THE PROBLEM -
Gather up every line that includes the string "color".
=== GIVEN INFORMATION ===
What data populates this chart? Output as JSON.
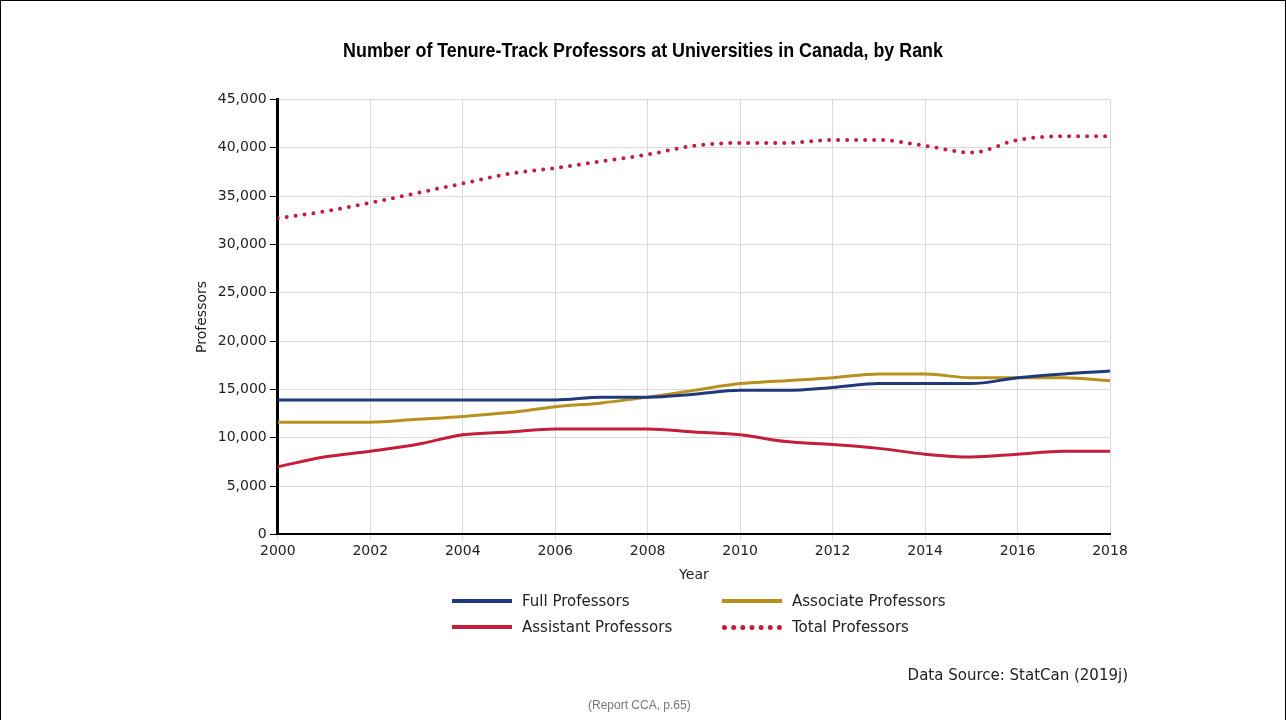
{
  "chart_data": {
    "type": "line",
    "title": "Number of Tenure-Track Professors at Universities in Canada, by Rank",
    "xlabel": "Year",
    "ylabel": "Professors",
    "x": [
      2000,
      2001,
      2002,
      2003,
      2004,
      2005,
      2006,
      2007,
      2008,
      2009,
      2010,
      2011,
      2012,
      2013,
      2014,
      2015,
      2016,
      2017,
      2018
    ],
    "xlim": [
      2000,
      2018
    ],
    "xticks": [
      2000,
      2002,
      2004,
      2006,
      2008,
      2010,
      2012,
      2014,
      2016,
      2018
    ],
    "ylim": [
      0,
      45000
    ],
    "yticks": [
      {
        "value": 0,
        "label": "0"
      },
      {
        "value": 5000,
        "label": "5,000"
      },
      {
        "value": 10000,
        "label": "10,000"
      },
      {
        "value": 15000,
        "label": "15,000"
      },
      {
        "value": 20000,
        "label": "20,000"
      },
      {
        "value": 25000,
        "label": "25,000"
      },
      {
        "value": 30000,
        "label": "30,000"
      },
      {
        "value": 35000,
        "label": "35,000"
      },
      {
        "value": 40000,
        "label": "40,000"
      },
      {
        "value": 45000,
        "label": "45,000"
      }
    ],
    "grid": true,
    "legend": "bottom",
    "marker": "none",
    "series": [
      {
        "name": "Full Professors",
        "color": "#1f3a7a",
        "values": [
          13900,
          13900,
          13900,
          13900,
          13900,
          13900,
          13900,
          14200,
          14200,
          14500,
          14900,
          14900,
          15200,
          15600,
          15600,
          15600,
          16200,
          16600,
          16900
        ]
      },
      {
        "name": "Associate Professors",
        "color": "#b8901e",
        "values": [
          11600,
          11600,
          11600,
          11900,
          12200,
          12600,
          13200,
          13600,
          14200,
          14900,
          15600,
          15900,
          16200,
          16600,
          16600,
          16200,
          16200,
          16200,
          15900
        ]
      },
      {
        "name": "Assistant Professors",
        "color": "#c41e3a",
        "values": [
          7000,
          8000,
          8600,
          9300,
          10300,
          10600,
          10900,
          10900,
          10900,
          10600,
          10300,
          9600,
          9300,
          8900,
          8300,
          8000,
          8300,
          8600,
          8600
        ]
      },
      {
        "name": "Total Professors",
        "color": "#c41e3a",
        "line_style": "dotted",
        "values": [
          32700,
          33400,
          34300,
          35300,
          36300,
          37300,
          37900,
          38600,
          39300,
          40200,
          40500,
          40500,
          40800,
          40800,
          40200,
          39500,
          40800,
          41200,
          41200
        ]
      }
    ],
    "annotations": [
      "Data Source: StatCan (2019j)",
      "(Report CCA, p.65)"
    ]
  }
}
===
ANSWER FOR THIS EXERCISE -
        "color": "#1f3a7a",
        "color": "#b8901e",
        "color": "#c41e3a",
        "color": "#c41e3a",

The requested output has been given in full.